┌──

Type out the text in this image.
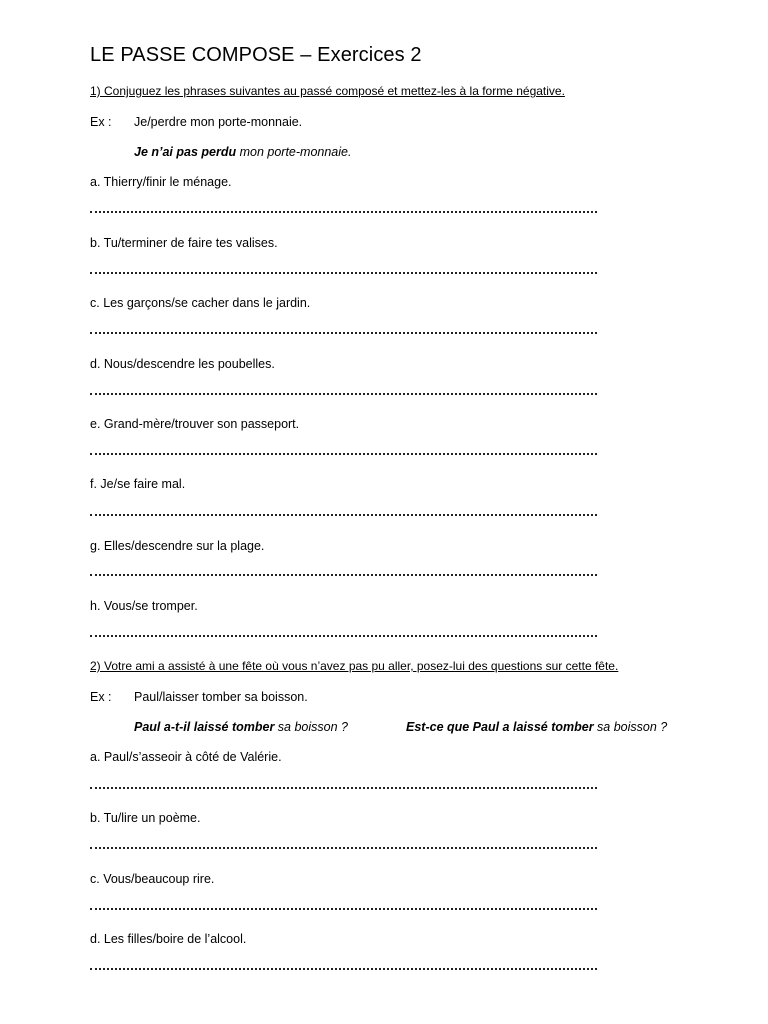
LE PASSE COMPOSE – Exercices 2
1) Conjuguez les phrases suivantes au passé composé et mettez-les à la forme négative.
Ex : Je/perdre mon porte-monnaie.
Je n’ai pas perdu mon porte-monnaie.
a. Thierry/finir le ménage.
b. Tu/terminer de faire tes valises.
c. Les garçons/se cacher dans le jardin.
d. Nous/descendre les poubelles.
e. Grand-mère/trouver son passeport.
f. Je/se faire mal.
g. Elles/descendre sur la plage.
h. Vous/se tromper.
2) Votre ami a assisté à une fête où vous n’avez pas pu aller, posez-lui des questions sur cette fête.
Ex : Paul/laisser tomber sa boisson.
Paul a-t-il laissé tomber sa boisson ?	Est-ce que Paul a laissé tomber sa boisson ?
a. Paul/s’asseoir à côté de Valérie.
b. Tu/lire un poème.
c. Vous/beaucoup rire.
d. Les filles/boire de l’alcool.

└──

● **EXERCISE DIRECTIONS**
Reproduce each line exactly as it appears, omitting the pictures.

● **WORKED ANSWER**
Type out the text in this image.
LE PASSE COMPOSE – Exercices 2
1) Conjuguez les phrases suivantes au passé composé et mettez-les à la forme négative.
Ex : Je/perdre mon porte-monnaie.
Je n’ai pas perdu mon porte-monnaie.
a. Thierry/finir le ménage.
b. Tu/terminer de faire tes valises.
c. Les garçons/se cacher dans le jardin.
d. Nous/descendre les poubelles.
e. Grand-mère/trouver son passeport.
f. Je/se faire mal.
g. Elles/descendre sur la plage.
h. Vous/se tromper.
2) Votre ami a assisté à une fête où vous n’avez pas pu aller, posez-lui des questions sur cette fête.
Ex : Paul/laisser tomber sa boisson.
Paul a-t-il laissé tomber sa boisson ?	Est-ce que Paul a laissé tomber sa boisson ?
a. Paul/s’asseoir à côté de Valérie.
b. Tu/lire un poème.
c. Vous/beaucoup rire.
d. Les filles/boire de l’alcool.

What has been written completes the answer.